--- MATERIAL SUPPLIED ---

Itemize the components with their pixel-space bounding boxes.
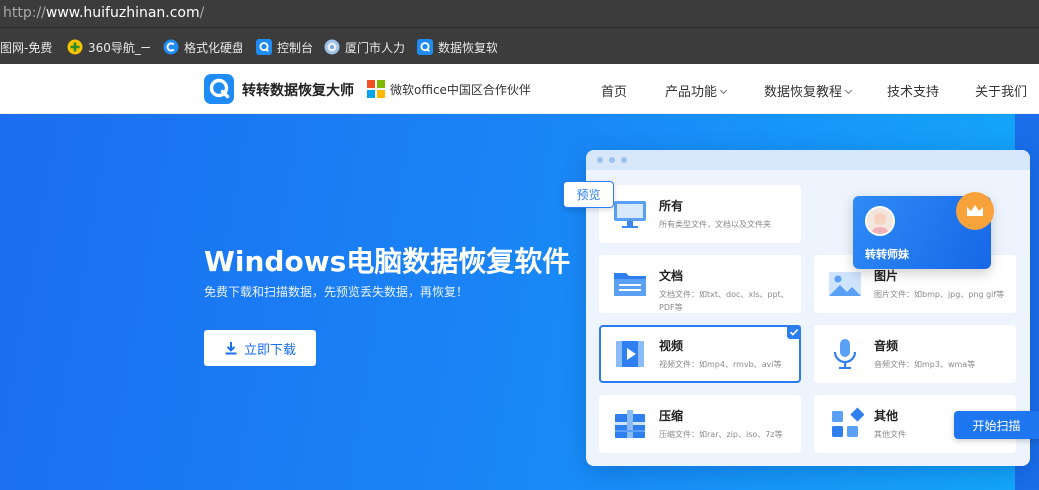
bookmark-label: 格式化硬盘 (184, 40, 242, 55)
checkmark-icon (787, 325, 801, 339)
chevron-down-icon (844, 86, 853, 95)
category-card-audio[interactable]: 音频 音频文件：如mp3、wma等 (814, 325, 1016, 383)
category-desc: 所有类型文件，文档以及文件夹 (659, 220, 771, 229)
category-card-video[interactable]: 视频 视频文件：如mp4、rmvb、avi等 (599, 325, 801, 383)
window-title-bar (586, 150, 1030, 170)
microphone-icon (826, 337, 864, 371)
category-title: 文档 (659, 269, 684, 283)
site-header: 转转数据恢复大师 微软office中国区合作伙伴 首页 产品功能 数据恢复教程 … (0, 64, 1039, 114)
category-card-archive[interactable]: 压缩 压缩文件：如rar、zip、iso、7z等 (599, 395, 801, 453)
address-bar[interactable]: http://www.huifuzhinan.com/ (0, 0, 1039, 28)
url-text[interactable]: http://www.huifuzhinan.com/ (3, 5, 204, 21)
nav-home[interactable]: 首页 (601, 81, 627, 100)
nav-label: 技术支持 (887, 85, 940, 100)
bookmark-item[interactable]: 控制台 (256, 38, 316, 56)
nav-support[interactable]: 技术支持 (887, 81, 939, 100)
crown-icon (956, 192, 994, 230)
avatar (865, 206, 895, 236)
category-desc: 文档文件：如txt、doc、xls、ppt、PDF等 (659, 290, 789, 312)
bookmark-label: 图网-免费 (0, 40, 53, 55)
category-desc: 视频文件：如mp4、rmvb、avi等 (659, 360, 782, 369)
q-logo-icon (256, 39, 272, 55)
category-title: 所有 (659, 199, 684, 213)
nav-label: 产品功能 (665, 85, 718, 100)
download-button[interactable]: 立即下载 (204, 330, 316, 366)
monitor-icon (611, 197, 649, 231)
bookmark-label: 厦门市人力 (345, 40, 405, 55)
window-dot (597, 157, 603, 163)
category-card-documents[interactable]: 文档 文档文件：如txt、doc、xls、ppt、PDF等 (599, 255, 801, 313)
download-label: 立即下载 (243, 342, 296, 358)
user-name: 转转师妹 (865, 248, 909, 261)
bookmark-label: 数据恢复软 (438, 40, 497, 55)
category-desc: 图片文件：如bmp、jpg、png gif等 (874, 290, 1005, 299)
bookmark-label: 360导航_一 (88, 40, 150, 55)
microsoft-office-logo-icon (367, 80, 385, 98)
bookmark-item[interactable]: 数据恢复软 (417, 38, 497, 56)
bookmark-item[interactable]: 格式化硬盘 (163, 38, 242, 56)
hero-banner: Windows电脑数据恢复软件 免费下载和扫描数据，先预览丢失数据，再恢复！ 立… (0, 114, 1039, 490)
preview-label: 预览 (576, 188, 601, 202)
category-title: 音频 (874, 339, 899, 353)
q-logo-icon (417, 39, 433, 55)
nav-about[interactable]: 关于我们 (975, 81, 1027, 100)
start-scan-label: 开始扫描 (972, 418, 1021, 433)
category-title: 图片 (874, 269, 899, 283)
category-desc: 音频文件：如mp3、wma等 (874, 360, 976, 369)
nav-label: 数据恢复教程 (764, 85, 843, 100)
emblem-icon (324, 39, 340, 55)
nav-products[interactable]: 产品功能 (665, 81, 728, 100)
brand-logo-icon[interactable] (204, 74, 234, 104)
c-logo-icon (163, 39, 179, 55)
category-title: 视频 (659, 339, 684, 353)
image-icon (826, 267, 864, 301)
window-dot (609, 157, 615, 163)
download-icon (224, 341, 238, 355)
category-title: 其他 (874, 409, 899, 423)
bookmark-label: 控制台 (277, 40, 314, 55)
brand-name[interactable]: 转转数据恢复大师 (242, 80, 354, 100)
bookmark-item[interactable]: 360导航_一 (67, 38, 150, 56)
chevron-down-icon (719, 86, 728, 95)
partner-text: 微软office中国区合作伙伴 (390, 83, 531, 97)
bookmarks-bar: 图网-免费 360导航_一 格式化硬盘 控制台 厦门市人力 数据恢复软 (0, 28, 1039, 64)
bookmark-item[interactable]: 图网-免费 (0, 38, 57, 56)
preview-button[interactable]: 预览 (563, 181, 614, 208)
hero-title: Windows电脑数据恢复软件 (204, 245, 571, 278)
folder-icon (611, 267, 649, 301)
hero-subtitle: 免费下载和扫描数据，先预览丢失数据，再恢复！ (204, 285, 469, 299)
window-dot (621, 157, 627, 163)
archive-icon (611, 407, 649, 441)
360-icon (67, 39, 83, 55)
nav-label: 关于我们 (975, 85, 1028, 100)
nav-label: 首页 (601, 85, 628, 100)
category-card-all[interactable]: 所有 所有类型文件，文档以及文件夹 (599, 185, 801, 243)
other-files-icon (826, 407, 865, 441)
category-title: 压缩 (659, 409, 684, 423)
nav-tutorials[interactable]: 数据恢复教程 (764, 81, 853, 100)
video-icon (611, 337, 649, 371)
bookmark-item[interactable]: 厦门市人力 (324, 38, 405, 56)
category-desc: 压缩文件：如rar、zip、iso、7z等 (659, 430, 783, 439)
start-scan-button[interactable]: 开始扫描 (954, 411, 1039, 439)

---

## TASK REQUIREMENTS
Copy out the region boundary data above line for line, leaving out the pictures.

## EXERCISE SOLUTION
Itemize the components with their pixel-space bounding boxes.
bookmark-label: 格式化硬盘 (184, 40, 242, 55)
checkmark-icon (787, 325, 801, 339)
chevron-down-icon (844, 86, 853, 95)
category-card-audio[interactable]: 音频 音频文件：如mp3、wma等 (814, 325, 1016, 383)
category-desc: 所有类型文件，文档以及文件夹 (659, 220, 771, 229)
category-card-video[interactable]: 视频 视频文件：如mp4、rmvb、avi等 (599, 325, 801, 383)
window-title-bar (586, 150, 1030, 170)
microphone-icon (826, 337, 864, 371)
category-title: 文档 (659, 269, 684, 283)
site-header: 转转数据恢复大师 微软office中国区合作伙伴 首页 产品功能 数据恢复教程 … (0, 64, 1039, 114)
category-card-archive[interactable]: 压缩 压缩文件：如rar、zip、iso、7z等 (599, 395, 801, 453)
address-bar[interactable]: http://www.huifuzhinan.com/ (0, 0, 1039, 28)
url-text[interactable]: http://www.huifuzhinan.com/ (3, 5, 204, 21)
nav-home[interactable]: 首页 (601, 81, 627, 100)
nav-label: 技术支持 (887, 85, 940, 100)
bookmark-item[interactable]: 控制台 (256, 38, 316, 56)
nav-support[interactable]: 技术支持 (887, 81, 939, 100)
crown-icon (956, 192, 994, 230)
avatar (865, 206, 895, 236)
category-desc: 文档文件：如txt、doc、xls、ppt、PDF等 (659, 290, 789, 312)
bookmark-label: 图网-免费 (0, 40, 53, 55)
category-desc: 视频文件：如mp4、rmvb、avi等 (659, 360, 782, 369)
q-logo-icon (256, 39, 272, 55)
category-title: 所有 (659, 199, 684, 213)
nav-label: 产品功能 (665, 85, 718, 100)
download-button[interactable]: 立即下载 (204, 330, 316, 366)
monitor-icon (611, 197, 649, 231)
bookmark-label: 厦门市人力 (345, 40, 405, 55)
window-dot (597, 157, 603, 163)
category-card-documents[interactable]: 文档 文档文件：如txt、doc、xls、ppt、PDF等 (599, 255, 801, 313)
download-label: 立即下载 (243, 342, 296, 358)
user-name: 转转师妹 (865, 248, 909, 261)
bookmark-label: 数据恢复软 (438, 40, 497, 55)
category-desc: 图片文件：如bmp、jpg、png gif等 (874, 290, 1005, 299)
bookmark-label: 360导航_一 (88, 40, 150, 55)
microsoft-office-logo-icon (367, 80, 385, 98)
bookmark-item[interactable]: 数据恢复软 (417, 38, 497, 56)
bookmark-item[interactable]: 格式化硬盘 (163, 38, 242, 56)
hero-banner: Windows电脑数据恢复软件 免费下载和扫描数据，先预览丢失数据，再恢复！ 立… (0, 114, 1039, 490)
preview-label: 预览 (576, 188, 601, 202)
category-title: 音频 (874, 339, 899, 353)
q-logo-icon (417, 39, 433, 55)
nav-about[interactable]: 关于我们 (975, 81, 1027, 100)
start-scan-label: 开始扫描 (972, 418, 1021, 433)
category-title: 图片 (874, 269, 899, 283)
category-desc: 音频文件：如mp3、wma等 (874, 360, 976, 369)
nav-label: 数据恢复教程 (764, 85, 843, 100)
emblem-icon (324, 39, 340, 55)
nav-products[interactable]: 产品功能 (665, 81, 728, 100)
brand-logo-icon[interactable] (204, 74, 234, 104)
c-logo-icon (163, 39, 179, 55)
category-title: 视频 (659, 339, 684, 353)
image-icon (826, 267, 864, 301)
window-dot (609, 157, 615, 163)
download-icon (224, 341, 238, 355)
category-title: 其他 (874, 409, 899, 423)
bookmark-label: 控制台 (277, 40, 314, 55)
brand-name[interactable]: 转转数据恢复大师 (242, 80, 354, 100)
bookmark-item[interactable]: 360导航_一 (67, 38, 150, 56)
chevron-down-icon (719, 86, 728, 95)
partner-text: 微软office中国区合作伙伴 (390, 83, 531, 97)
bookmarks-bar: 图网-免费 360导航_一 格式化硬盘 控制台 厦门市人力 数据恢复软 (0, 28, 1039, 64)
bookmark-item[interactable]: 图网-免费 (0, 38, 57, 56)
preview-button[interactable]: 预览 (563, 181, 614, 208)
hero-title: Windows电脑数据恢复软件 (204, 245, 571, 278)
folder-icon (611, 267, 649, 301)
hero-subtitle: 免费下载和扫描数据，先预览丢失数据，再恢复！ (204, 285, 469, 299)
window-dot (621, 157, 627, 163)
archive-icon (611, 407, 649, 441)
360-icon (67, 39, 83, 55)
nav-label: 关于我们 (975, 85, 1028, 100)
nav-label: 首页 (601, 85, 628, 100)
category-card-all[interactable]: 所有 所有类型文件，文档以及文件夹 (599, 185, 801, 243)
other-files-icon (826, 407, 865, 441)
category-title: 压缩 (659, 409, 684, 423)
nav-tutorials[interactable]: 数据恢复教程 (764, 81, 853, 100)
video-icon (611, 337, 649, 371)
bookmark-item[interactable]: 厦门市人力 (324, 38, 405, 56)
category-desc: 压缩文件：如rar、zip、iso、7z等 (659, 430, 783, 439)
start-scan-button[interactable]: 开始扫描 (954, 411, 1039, 439)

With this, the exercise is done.